-- Stated problem --
Transcribe the whole listing below without changing a word, but leave out every image.

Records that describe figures
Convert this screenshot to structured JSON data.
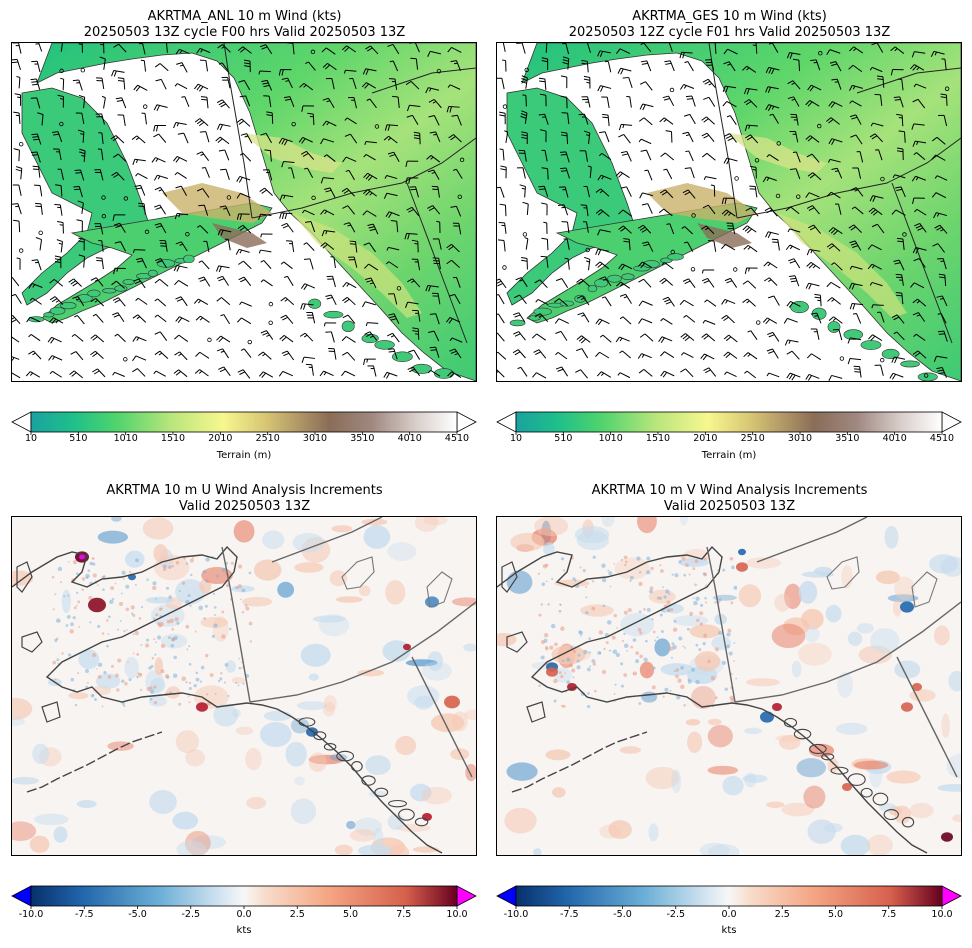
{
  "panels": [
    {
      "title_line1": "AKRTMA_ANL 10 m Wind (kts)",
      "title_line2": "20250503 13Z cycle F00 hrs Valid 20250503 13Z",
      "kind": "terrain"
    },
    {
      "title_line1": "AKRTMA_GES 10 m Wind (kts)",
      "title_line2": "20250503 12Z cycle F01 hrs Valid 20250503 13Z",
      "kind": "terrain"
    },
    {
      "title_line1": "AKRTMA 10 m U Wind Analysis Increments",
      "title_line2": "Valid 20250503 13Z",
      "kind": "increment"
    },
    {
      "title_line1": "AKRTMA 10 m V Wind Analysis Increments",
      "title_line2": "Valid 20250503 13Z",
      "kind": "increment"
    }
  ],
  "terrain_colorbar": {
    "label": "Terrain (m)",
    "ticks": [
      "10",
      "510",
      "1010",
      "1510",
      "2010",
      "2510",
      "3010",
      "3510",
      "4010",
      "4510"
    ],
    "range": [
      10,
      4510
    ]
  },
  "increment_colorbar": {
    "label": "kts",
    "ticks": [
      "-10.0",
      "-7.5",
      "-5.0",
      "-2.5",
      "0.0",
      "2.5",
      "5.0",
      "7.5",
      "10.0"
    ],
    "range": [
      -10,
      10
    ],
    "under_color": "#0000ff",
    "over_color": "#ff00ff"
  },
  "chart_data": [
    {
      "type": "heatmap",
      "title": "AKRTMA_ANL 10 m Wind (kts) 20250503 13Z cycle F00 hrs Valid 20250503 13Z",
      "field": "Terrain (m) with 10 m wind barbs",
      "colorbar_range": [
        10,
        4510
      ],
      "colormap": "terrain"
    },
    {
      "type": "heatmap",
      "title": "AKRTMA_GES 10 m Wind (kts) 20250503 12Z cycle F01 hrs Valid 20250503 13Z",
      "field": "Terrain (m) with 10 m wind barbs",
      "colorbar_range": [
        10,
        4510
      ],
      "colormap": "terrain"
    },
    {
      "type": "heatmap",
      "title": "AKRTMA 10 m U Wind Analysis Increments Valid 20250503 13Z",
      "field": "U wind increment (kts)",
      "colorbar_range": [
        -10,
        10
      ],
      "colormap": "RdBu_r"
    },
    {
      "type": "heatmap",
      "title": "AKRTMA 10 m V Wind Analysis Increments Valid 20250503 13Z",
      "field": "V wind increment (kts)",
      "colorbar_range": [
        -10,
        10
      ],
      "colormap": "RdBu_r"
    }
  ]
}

-- Exercise result --
Convert this screenshot to structured JSON data.
{
  "panels": [
    {
      "title_line1": "AKRTMA_ANL 10 m Wind (kts)",
      "title_line2": "20250503 13Z cycle F00 hrs Valid 20250503 13Z",
      "kind": "terrain"
    },
    {
      "title_line1": "AKRTMA_GES 10 m Wind (kts)",
      "title_line2": "20250503 12Z cycle F01 hrs Valid 20250503 13Z",
      "kind": "terrain"
    },
    {
      "title_line1": "AKRTMA 10 m U Wind Analysis Increments",
      "title_line2": "Valid 20250503 13Z",
      "kind": "increment"
    },
    {
      "title_line1": "AKRTMA 10 m V Wind Analysis Increments",
      "title_line2": "Valid 20250503 13Z",
      "kind": "increment"
    }
  ],
  "terrain_colorbar": {
    "label": "Terrain (m)",
    "ticks": [
      "10",
      "510",
      "1010",
      "1510",
      "2010",
      "2510",
      "3010",
      "3510",
      "4010",
      "4510"
    ],
    "range": [
      10,
      4510
    ]
  },
  "increment_colorbar": {
    "label": "kts",
    "ticks": [
      "-10.0",
      "-7.5",
      "-5.0",
      "-2.5",
      "0.0",
      "2.5",
      "5.0",
      "7.5",
      "10.0"
    ],
    "range": [
      -10,
      10
    ],
    "under_color": "#0000ff",
    "over_color": "#ff00ff"
  },
  "chart_data": [
    {
      "type": "heatmap",
      "title": "AKRTMA_ANL 10 m Wind (kts) 20250503 13Z cycle F00 hrs Valid 20250503 13Z",
      "field": "Terrain (m) with 10 m wind barbs",
      "colorbar_range": [
        10,
        4510
      ],
      "colormap": "terrain"
    },
    {
      "type": "heatmap",
      "title": "AKRTMA_GES 10 m Wind (kts) 20250503 12Z cycle F01 hrs Valid 20250503 13Z",
      "field": "Terrain (m) with 10 m wind barbs",
      "colorbar_range": [
        10,
        4510
      ],
      "colormap": "terrain"
    },
    {
      "type": "heatmap",
      "title": "AKRTMA 10 m U Wind Analysis Increments Valid 20250503 13Z",
      "field": "U wind increment (kts)",
      "colorbar_range": [
        -10,
        10
      ],
      "colormap": "RdBu_r"
    },
    {
      "type": "heatmap",
      "title": "AKRTMA 10 m V Wind Analysis Increments Valid 20250503 13Z",
      "field": "V wind increment (kts)",
      "colorbar_range": [
        -10,
        10
      ],
      "colormap": "RdBu_r"
    }
  ]
}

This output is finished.